Task goal: Give the listing below again in full, exactly as written.

(Extracted data entries)
◆ ◆ ◆ ◆
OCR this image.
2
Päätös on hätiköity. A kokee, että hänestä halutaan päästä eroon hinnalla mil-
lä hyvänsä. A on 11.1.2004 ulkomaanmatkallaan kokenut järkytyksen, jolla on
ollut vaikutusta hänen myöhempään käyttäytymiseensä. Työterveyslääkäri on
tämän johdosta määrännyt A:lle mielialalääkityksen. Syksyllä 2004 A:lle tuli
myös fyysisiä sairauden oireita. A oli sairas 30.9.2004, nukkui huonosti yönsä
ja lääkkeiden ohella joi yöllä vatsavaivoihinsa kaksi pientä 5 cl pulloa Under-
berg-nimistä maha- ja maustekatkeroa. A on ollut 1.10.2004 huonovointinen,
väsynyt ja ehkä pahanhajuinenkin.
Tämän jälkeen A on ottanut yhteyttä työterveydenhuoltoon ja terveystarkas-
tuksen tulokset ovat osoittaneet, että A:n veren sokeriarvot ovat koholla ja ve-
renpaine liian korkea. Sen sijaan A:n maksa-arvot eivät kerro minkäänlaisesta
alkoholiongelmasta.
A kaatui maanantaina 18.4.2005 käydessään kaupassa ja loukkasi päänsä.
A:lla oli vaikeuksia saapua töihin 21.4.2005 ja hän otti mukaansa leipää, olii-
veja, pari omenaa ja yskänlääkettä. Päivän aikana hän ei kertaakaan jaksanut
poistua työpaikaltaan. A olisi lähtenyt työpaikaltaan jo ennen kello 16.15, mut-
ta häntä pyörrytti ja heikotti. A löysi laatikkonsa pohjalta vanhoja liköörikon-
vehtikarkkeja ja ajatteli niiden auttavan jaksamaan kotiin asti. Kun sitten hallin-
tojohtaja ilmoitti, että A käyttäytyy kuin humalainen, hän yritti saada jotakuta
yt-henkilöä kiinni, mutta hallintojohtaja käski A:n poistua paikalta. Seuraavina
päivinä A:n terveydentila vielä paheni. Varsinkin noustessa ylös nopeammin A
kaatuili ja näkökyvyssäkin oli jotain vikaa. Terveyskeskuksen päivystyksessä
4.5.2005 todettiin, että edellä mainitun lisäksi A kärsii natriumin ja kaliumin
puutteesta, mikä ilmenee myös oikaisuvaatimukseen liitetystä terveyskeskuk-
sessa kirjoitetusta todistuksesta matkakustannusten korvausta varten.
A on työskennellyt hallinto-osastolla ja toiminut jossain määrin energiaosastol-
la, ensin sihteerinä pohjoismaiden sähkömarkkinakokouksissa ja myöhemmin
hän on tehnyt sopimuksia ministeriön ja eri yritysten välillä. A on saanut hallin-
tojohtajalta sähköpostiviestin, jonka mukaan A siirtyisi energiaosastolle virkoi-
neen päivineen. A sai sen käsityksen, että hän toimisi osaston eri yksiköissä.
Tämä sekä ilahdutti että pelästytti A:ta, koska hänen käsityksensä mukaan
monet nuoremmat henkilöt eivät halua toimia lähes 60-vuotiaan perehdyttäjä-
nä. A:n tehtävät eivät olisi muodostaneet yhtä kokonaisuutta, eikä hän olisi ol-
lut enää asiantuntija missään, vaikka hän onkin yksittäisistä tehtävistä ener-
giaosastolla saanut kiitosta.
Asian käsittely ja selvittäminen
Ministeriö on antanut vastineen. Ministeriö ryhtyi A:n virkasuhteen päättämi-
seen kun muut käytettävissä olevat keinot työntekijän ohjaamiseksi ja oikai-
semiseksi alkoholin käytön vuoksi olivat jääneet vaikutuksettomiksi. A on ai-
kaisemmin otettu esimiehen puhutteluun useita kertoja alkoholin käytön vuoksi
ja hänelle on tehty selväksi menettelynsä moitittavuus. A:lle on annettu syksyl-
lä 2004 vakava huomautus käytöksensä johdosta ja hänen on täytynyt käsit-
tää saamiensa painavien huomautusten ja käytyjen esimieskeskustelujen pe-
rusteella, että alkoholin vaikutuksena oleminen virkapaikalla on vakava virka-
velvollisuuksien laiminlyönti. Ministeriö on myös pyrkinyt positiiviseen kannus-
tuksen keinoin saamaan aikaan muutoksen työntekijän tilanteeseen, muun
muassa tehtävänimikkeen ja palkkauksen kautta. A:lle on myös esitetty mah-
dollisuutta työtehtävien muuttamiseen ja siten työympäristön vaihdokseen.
◆ ◆ ◆ ◆
Full response:
OCR this image.
2
Päätös on hätiköity. A kokee, että hänestä halutaan päästä eroon hinnalla mil-
lä hyvänsä. A on 11.1.2004 ulkomaanmatkallaan kokenut järkytyksen, jolla on
ollut vaikutusta hänen myöhempään käyttäytymiseensä. Työterveyslääkäri on
tämän johdosta määrännyt A:lle mielialalääkityksen. Syksyllä 2004 A:lle tuli
myös fyysisiä sairauden oireita. A oli sairas 30.9.2004, nukkui huonosti yönsä
ja lääkkeiden ohella joi yöllä vatsavaivoihinsa kaksi pientä 5 cl pulloa Under-
berg-nimistä maha- ja maustekatkeroa. A on ollut 1.10.2004 huonovointinen,
väsynyt ja ehkä pahanhajuinenkin.
Tämän jälkeen A on ottanut yhteyttä työterveydenhuoltoon ja terveystarkas-
tuksen tulokset ovat osoittaneet, että A:n veren sokeriarvot ovat koholla ja ve-
renpaine liian korkea. Sen sijaan A:n maksa-arvot eivät kerro minkäänlaisesta
alkoholiongelmasta.
A kaatui maanantaina 18.4.2005 käydessään kaupassa ja loukkasi päänsä.
A:lla oli vaikeuksia saapua töihin 21.4.2005 ja hän otti mukaansa leipää, olii-
veja, pari omenaa ja yskänlääkettä. Päivän aikana hän ei kertaakaan jaksanut
poistua työpaikaltaan. A olisi lähtenyt työpaikaltaan jo ennen kello 16.15, mut-
ta häntä pyörrytti ja heikotti. A löysi laatikkonsa pohjalta vanhoja liköörikon-
vehtikarkkeja ja ajatteli niiden auttavan jaksamaan kotiin asti. Kun sitten hallin-
tojohtaja ilmoitti, että A käyttäytyy kuin humalainen, hän yritti saada jotakuta
yt-henkilöä kiinni, mutta hallintojohtaja käski A:n poistua paikalta. Seuraavina
päivinä A:n terveydentila vielä paheni. Varsinkin noustessa ylös nopeammin A
kaatuili ja näkökyvyssäkin oli jotain vikaa. Terveyskeskuksen päivystyksessä
4.5.2005 todettiin, että edellä mainitun lisäksi A kärsii natriumin ja kaliumin
puutteesta, mikä ilmenee myös oikaisuvaatimukseen liitetystä terveyskeskuk-
sessa kirjoitetusta todistuksesta matkakustannusten korvausta varten.
A on työskennellyt hallinto-osastolla ja toiminut jossain määrin energiaosastol-
la, ensin sihteerinä pohjoismaiden sähkömarkkinakokouksissa ja myöhemmin
hän on tehnyt sopimuksia ministeriön ja eri yritysten välillä. A on saanut hallin-
tojohtajalta sähköpostiviestin, jonka mukaan A siirtyisi energiaosastolle virkoi-
neen päivineen. A sai sen käsityksen, että hän toimisi osaston eri yksiköissä.
Tämä sekä ilahdutti että pelästytti A:ta, koska hänen käsityksensä mukaan
monet nuoremmat henkilöt eivät halua toimia lähes 60-vuotiaan perehdyttäjä-
nä. A:n tehtävät eivät olisi muodostaneet yhtä kokonaisuutta, eikä hän olisi ol-
lut enää asiantuntija missään, vaikka hän onkin yksittäisistä tehtävistä ener-
giaosastolla saanut kiitosta.
Asian käsittely ja selvittäminen
Ministeriö on antanut vastineen. Ministeriö ryhtyi A:n virkasuhteen päättämi-
seen kun muut käytettävissä olevat keinot työntekijän ohjaamiseksi ja oikai-
semiseksi alkoholin käytön vuoksi olivat jääneet vaikutuksettomiksi. A on ai-
kaisemmin otettu esimiehen puhutteluun useita kertoja alkoholin käytön vuoksi
ja hänelle on tehty selväksi menettelynsä moitittavuus. A:lle on annettu syksyl-
lä 2004 vakava huomautus käytöksensä johdosta ja hänen on täytynyt käsit-
tää saamiensa painavien huomautusten ja käytyjen esimieskeskustelujen pe-
rusteella, että alkoholin vaikutuksena oleminen virkapaikalla on vakava virka-
velvollisuuksien laiminlyönti. Ministeriö on myös pyrkinyt positiiviseen kannus-
tuksen keinoin saamaan aikaan muutoksen työntekijän tilanteeseen, muun
muassa tehtävänimikkeen ja palkkauksen kautta. A:lle on myös esitetty mah-
dollisuutta työtehtävien muuttamiseen ja siten työympäristön vaihdokseen.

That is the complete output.